DATA:
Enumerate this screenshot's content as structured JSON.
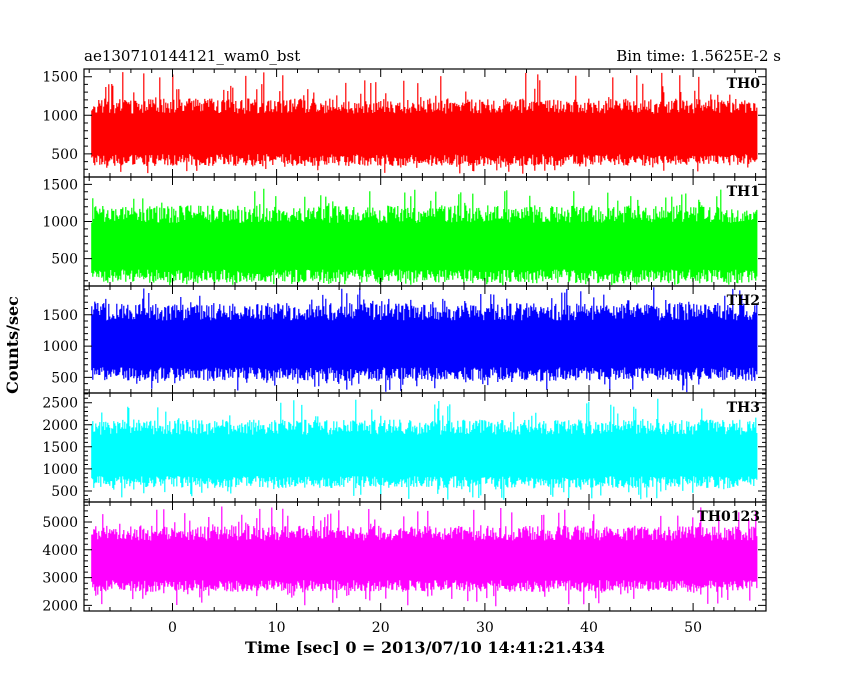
{
  "chart_data": {
    "type": "line",
    "title_left": "ae130710144121_wam0_bst",
    "title_right": "Bin time: 1.5625E-2 s",
    "xlabel": "Time [sec] 0 = 2013/07/10 14:41:21.434",
    "ylabel": "Counts/sec",
    "xlim": [
      -8.5,
      57
    ],
    "x_data_range": [
      -7.8,
      56.1
    ],
    "x_ticks": [
      0,
      10,
      20,
      30,
      40,
      50
    ],
    "x_minor_step": 2,
    "grid": false,
    "legend": "none",
    "panels": [
      {
        "name": "TH0",
        "color": "#ff0000",
        "ylim": [
          200,
          1600
        ],
        "y_ticks": [
          500,
          1000,
          1500
        ],
        "y_minor_step": 100,
        "band_low": 420,
        "band_high": 1120,
        "spike_low": 240,
        "spike_high": 1560
      },
      {
        "name": "TH1",
        "color": "#00ff00",
        "ylim": [
          130,
          1600
        ],
        "y_ticks": [
          500,
          1000,
          1500
        ],
        "y_minor_step": 100,
        "band_low": 260,
        "band_high": 1100,
        "spike_low": 140,
        "spike_high": 1450
      },
      {
        "name": "TH2",
        "color": "#0000ff",
        "ylim": [
          250,
          1960
        ],
        "y_ticks": [
          500,
          1000,
          1500
        ],
        "y_minor_step": 100,
        "band_low": 550,
        "band_high": 1550,
        "spike_low": 260,
        "spike_high": 1940
      },
      {
        "name": "TH3",
        "color": "#00ffff",
        "ylim": [
          250,
          2720
        ],
        "y_ticks": [
          500,
          1000,
          1500,
          2000,
          2500
        ],
        "y_minor_step": 100,
        "band_low": 700,
        "band_high": 1950,
        "spike_low": 300,
        "spike_high": 2600
      },
      {
        "name": "TH0123",
        "color": "#ff00ff",
        "ylim": [
          1800,
          5720
        ],
        "y_ticks": [
          2000,
          3000,
          4000,
          5000
        ],
        "y_minor_step": 200,
        "band_low": 2700,
        "band_high": 4600,
        "spike_low": 1950,
        "spike_high": 5560
      }
    ]
  }
}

GOAL: Using the records above, say how many lines include the string "color". Only the number is wanted.

EXERCISE RESULT: 5